[START OF MATERIAL FOR THIS TASK]

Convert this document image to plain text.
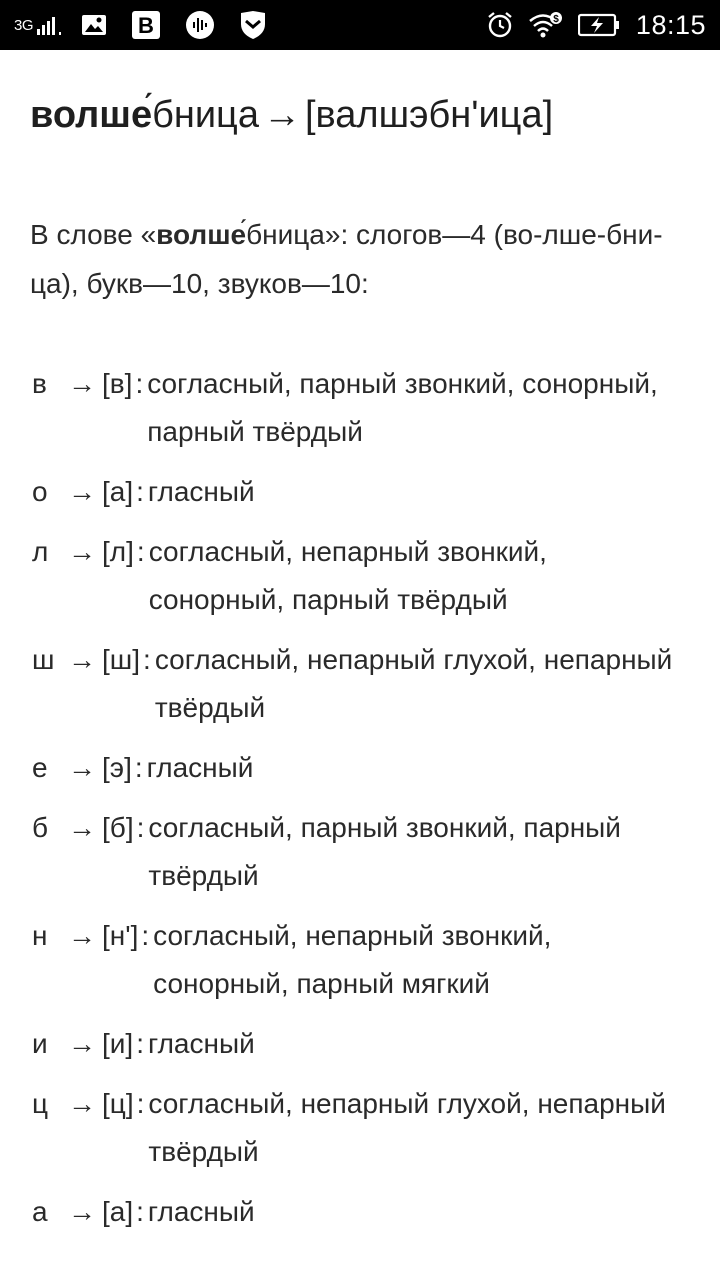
3G	B	$	18:15
волшебница → [валшэбн'ица]
В слове «волшебница»: слогов—4 (во-лше-бни-ца), букв—10, звуков—10:
в → [в] : согласный, парный звонкий, сонорный, парный твёрдый
о → [а] : гласный
л → [л] : согласный, непарный звонкий, сонорный, парный твёрдый
ш → [ш] : согласный, непарный глухой, непарный твёрдый
е → [э] : гласный
б → [б] : согласный, парный звонкий, парный твёрдый
н → [н'] : согласный, непарный звонкий, сонорный, парный мягкий
и → [и] : гласный
ц → [ц] : согласный, непарный глухой, непарный твёрдый
а → [а] : гласный
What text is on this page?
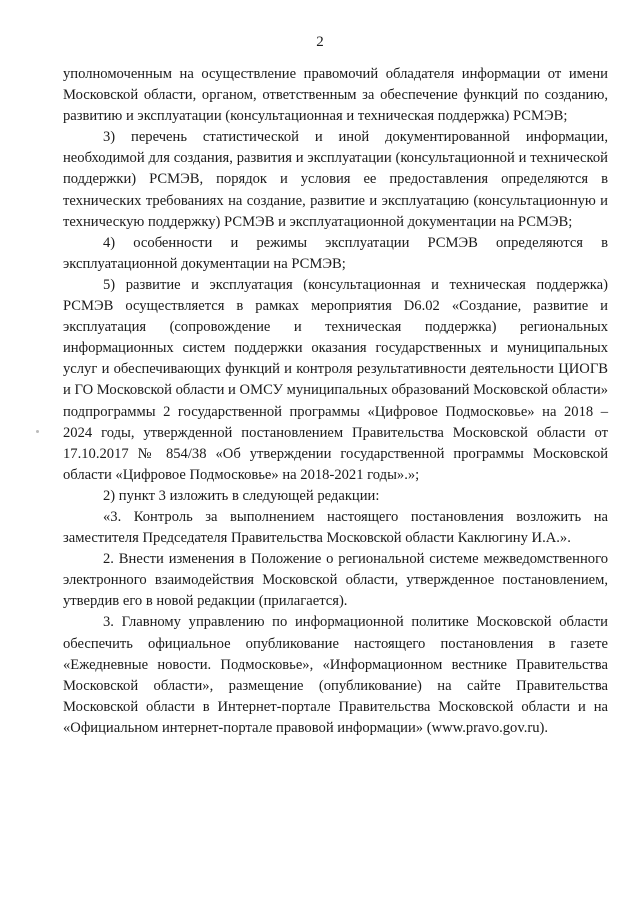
2

уполномоченным на осуществление правомочий обладателя информации от имени Московской области, органом, ответственным за обеспечение функций по созданию, развитию и эксплуатации (консультационная и техническая поддержка) РСМЭВ;

3) перечень статистической и иной документированной информации, необходимой для создания, развития и эксплуатации (консультационной и технической поддержки) РСМЭВ, порядок и условия ее предоставления определяются в технических требованиях на создание, развитие и эксплуатацию (консультационную и техническую поддержку) РСМЭВ и эксплуатационной документации на РСМЭВ;

4) особенности и режимы эксплуатации РСМЭВ определяются в эксплуатационной документации на РСМЭВ;

5) развитие и эксплуатация (консультационная и техническая поддержка) РСМЭВ осуществляется в рамках мероприятия D6.02 «Создание, развитие и эксплуатация (сопровождение и техническая поддержка) региональных информационных систем поддержки оказания государственных и муниципальных услуг и обеспечивающих функций и контроля результативности деятельности ЦИОГВ и ГО Московской области и ОМСУ муниципальных образований Московской области» подпрограммы 2 государственной программы «Цифровое Подмосковье» на 2018 – 2024 годы, утвержденной постановлением Правительства Московской области от 17.10.2017 № 854/38 «Об утверждении государственной программы Московской области «Цифровое Подмосковье» на 2018-2021 годы».»;

2) пункт 3 изложить в следующей редакции:

«3. Контроль за выполнением настоящего постановления возложить на заместителя Председателя Правительства Московской области Каклюгину И.А.».

2. Внести изменения в Положение о региональной системе межведомственного электронного взаимодействия Московской области, утвержденное постановлением, утвердив его в новой редакции (прилагается).

3. Главному управлению по информационной политике Московской области обеспечить официальное опубликование настоящего постановления в газете «Ежедневные новости. Подмосковье», «Информационном вестнике Правительства Московской области», размещение (опубликование) на сайте Правительства Московской области в Интернет-портале Правительства Московской области и на «Официальном интернет-портале правовой информации» (www.pravo.gov.ru).
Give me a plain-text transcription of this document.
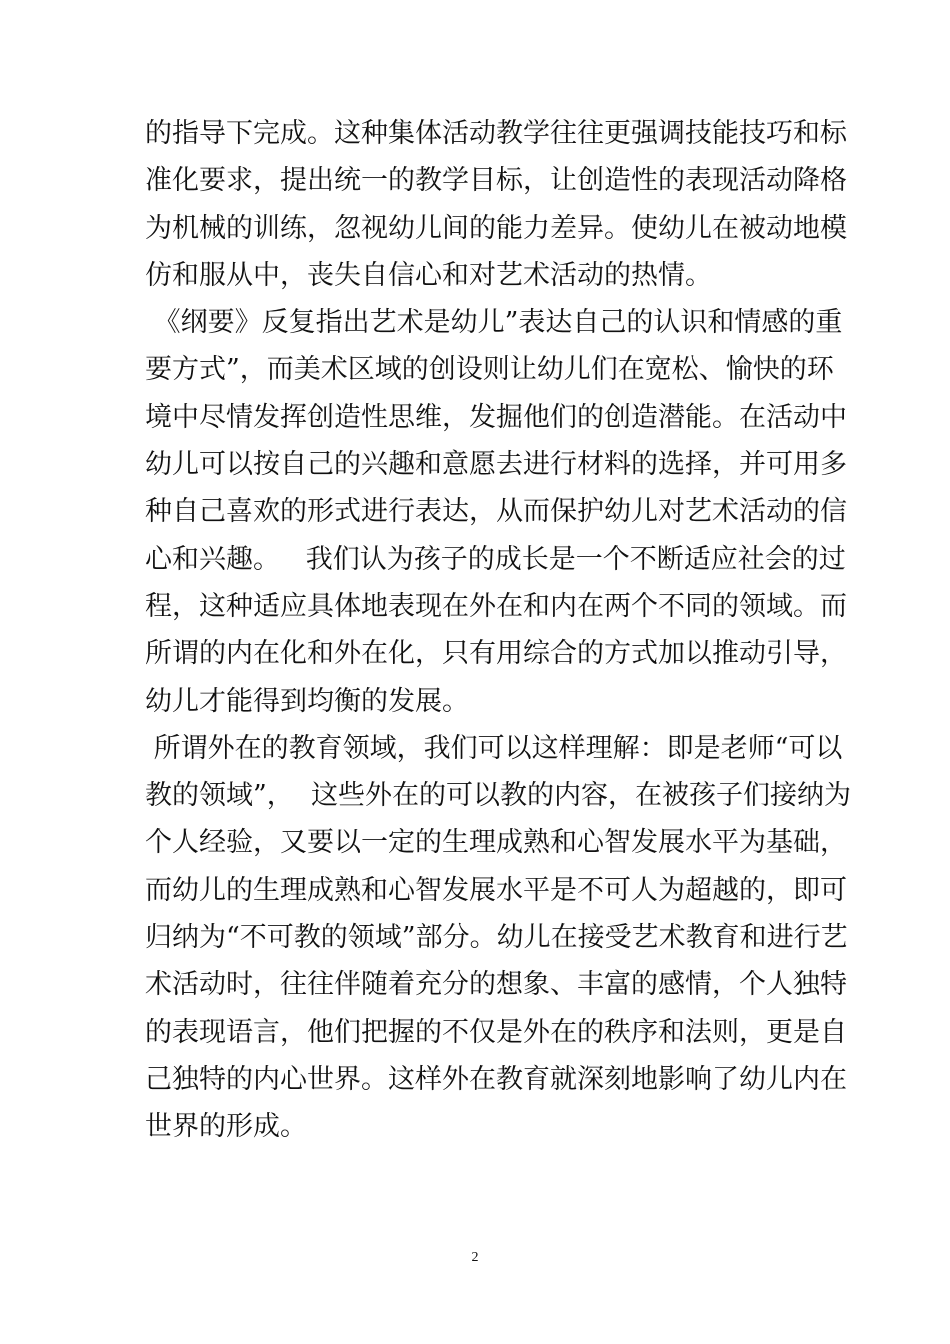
的指导下完成。这种集体活动教学往往更强调技能技巧和标
准化要求，提出统一的教学目标，让创造性的表现活动降格
为机械的训练，忽视幼儿间的能力差异。使幼儿在被动地模
仿和服从中，丧失自信心和对艺术活动的热情。
《纲要》反复指出艺术是幼儿”表达自己的认识和情感的重
要方式”，而美术区域的创设则让幼儿们在宽松、愉快的环
境中尽情发挥创造性思维，发掘他们的创造潜能。在活动中
幼儿可以按自己的兴趣和意愿去进行材料的选择，并可用多
种自己喜欢的形式进行表达，从而保护幼儿对艺术活动的信
心和兴趣。   我们认为孩子的成长是一个不断适应社会的过
程，这种适应具体地表现在外在和内在两个不同的领域。而
所谓的内在化和外在化，只有用综合的方式加以推动引导，
幼儿才能得到均衡的发展。
所谓外在的教育领域，我们可以这样理解：即是老师“可以
教的领域”，  这些外在的可以教的内容，在被孩子们接纳为
个人经验，又要以一定的生理成熟和心智发展水平为基础，
而幼儿的生理成熟和心智发展水平是不可人为超越的，即可
归纳为“不可教的领域”部分。幼儿在接受艺术教育和进行艺
术活动时，往往伴随着充分的想象、丰富的感情，个人独特
的表现语言，他们把握的不仅是外在的秩序和法则，更是自
己独特的内心世界。这样外在教育就深刻地影响了幼儿内在
世界的形成。
2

[END OF MATERIAL FOR THIS TASK]

◆ GIVEN INSTRUCTION ◆
Write out the whole listing exactly, and drop the pictures.

◆ WRITTEN SOLUTION ◆
Convert this document image to plain text.
3G	B	$	18:15
волшебница → [валшэбн'ица]
В слове «волшебница»: слогов—4 (во-лше-бни-ца), букв—10, звуков—10:
в → [в] : согласный, парный звонкий, сонорный, парный твёрдый
о → [а] : гласный
л → [л] : согласный, непарный звонкий, сонорный, парный твёрдый
ш → [ш] : согласный, непарный глухой, непарный твёрдый
е → [э] : гласный
б → [б] : согласный, парный звонкий, парный твёрдый
н → [н'] : согласный, непарный звонкий, сонорный, парный мягкий
и → [и] : гласный
ц → [ц] : согласный, непарный глухой, непарный твёрдый
а → [а] : гласный
What text is on this page?
2

уполномоченным на осуществление правомочий обладателя информации от имени Московской области, органом, ответственным за обеспечение функций по созданию, развитию и эксплуатации (консультационная и техническая поддержка) РСМЭВ;

3) перечень статистической и иной документированной информации, необходимой для создания, развития и эксплуатации (консультационной и технической поддержки) РСМЭВ, порядок и условия ее предоставления определяются в технических требованиях на создание, развитие и эксплуатацию (консультационную и техническую поддержку) РСМЭВ и эксплуатационной документации на РСМЭВ;

4) особенности и режимы эксплуатации РСМЭВ определяются в эксплуатационной документации на РСМЭВ;

5) развитие и эксплуатация (консультационная и техническая поддержка) РСМЭВ осуществляется в рамках мероприятия D6.02 «Создание, развитие и эксплуатация (сопровождение и техническая поддержка) региональных информационных систем поддержки оказания государственных и муниципальных услуг и обеспечивающих функций и контроля результативности деятельности ЦИОГВ и ГО Московской области и ОМСУ муниципальных образований Московской области» подпрограммы 2 государственной программы «Цифровое Подмосковье» на 2018 – 2024 годы, утвержденной постановлением Правительства Московской области от 17.10.2017 № 854/38 «Об утверждении государственной программы Московской области «Цифровое Подмосковье» на 2018-2021 годы».»;

2) пункт 3 изложить в следующей редакции:

«3. Контроль за выполнением настоящего постановления возложить на заместителя Председателя Правительства Московской области Каклюгину И.А.».

2. Внести изменения в Положение о региональной системе межведомственного электронного взаимодействия Московской области, утвержденное постановлением, утвердив его в новой редакции (прилагается).

3. Главному управлению по информационной политике Московской области обеспечить официальное опубликование настоящего постановления в газете «Ежедневные новости. Подмосковье», «Информационном вестнике Правительства Московской области», размещение (опубликование) на сайте Правительства Московской области в Интернет-портале Правительства Московской области и на «Официальном интернет-портале правовой информации» (www.pravo.gov.ru).
Give me a plain-text transcription of this document.
的指导下完成。这种集体活动教学往往更强调技能技巧和标
准化要求，提出统一的教学目标，让创造性的表现活动降格
为机械的训练，忽视幼儿间的能力差异。使幼儿在被动地模
仿和服从中，丧失自信心和对艺术活动的热情。
《纲要》反复指出艺术是幼儿”表达自己的认识和情感的重
要方式”，而美术区域的创设则让幼儿们在宽松、愉快的环
境中尽情发挥创造性思维，发掘他们的创造潜能。在活动中
幼儿可以按自己的兴趣和意愿去进行材料的选择，并可用多
种自己喜欢的形式进行表达，从而保护幼儿对艺术活动的信
心和兴趣。   我们认为孩子的成长是一个不断适应社会的过
程，这种适应具体地表现在外在和内在两个不同的领域。而
所谓的内在化和外在化，只有用综合的方式加以推动引导，
幼儿才能得到均衡的发展。
所谓外在的教育领域，我们可以这样理解：即是老师“可以
教的领域”，  这些外在的可以教的内容，在被孩子们接纳为
个人经验，又要以一定的生理成熟和心智发展水平为基础，
而幼儿的生理成熟和心智发展水平是不可人为超越的，即可
归纳为“不可教的领域”部分。幼儿在接受艺术教育和进行艺
术活动时，往往伴随着充分的想象、丰富的感情，个人独特
的表现语言，他们把握的不仅是外在的秩序和法则，更是自
己独特的内心世界。这样外在教育就深刻地影响了幼儿内在
世界的形成。
2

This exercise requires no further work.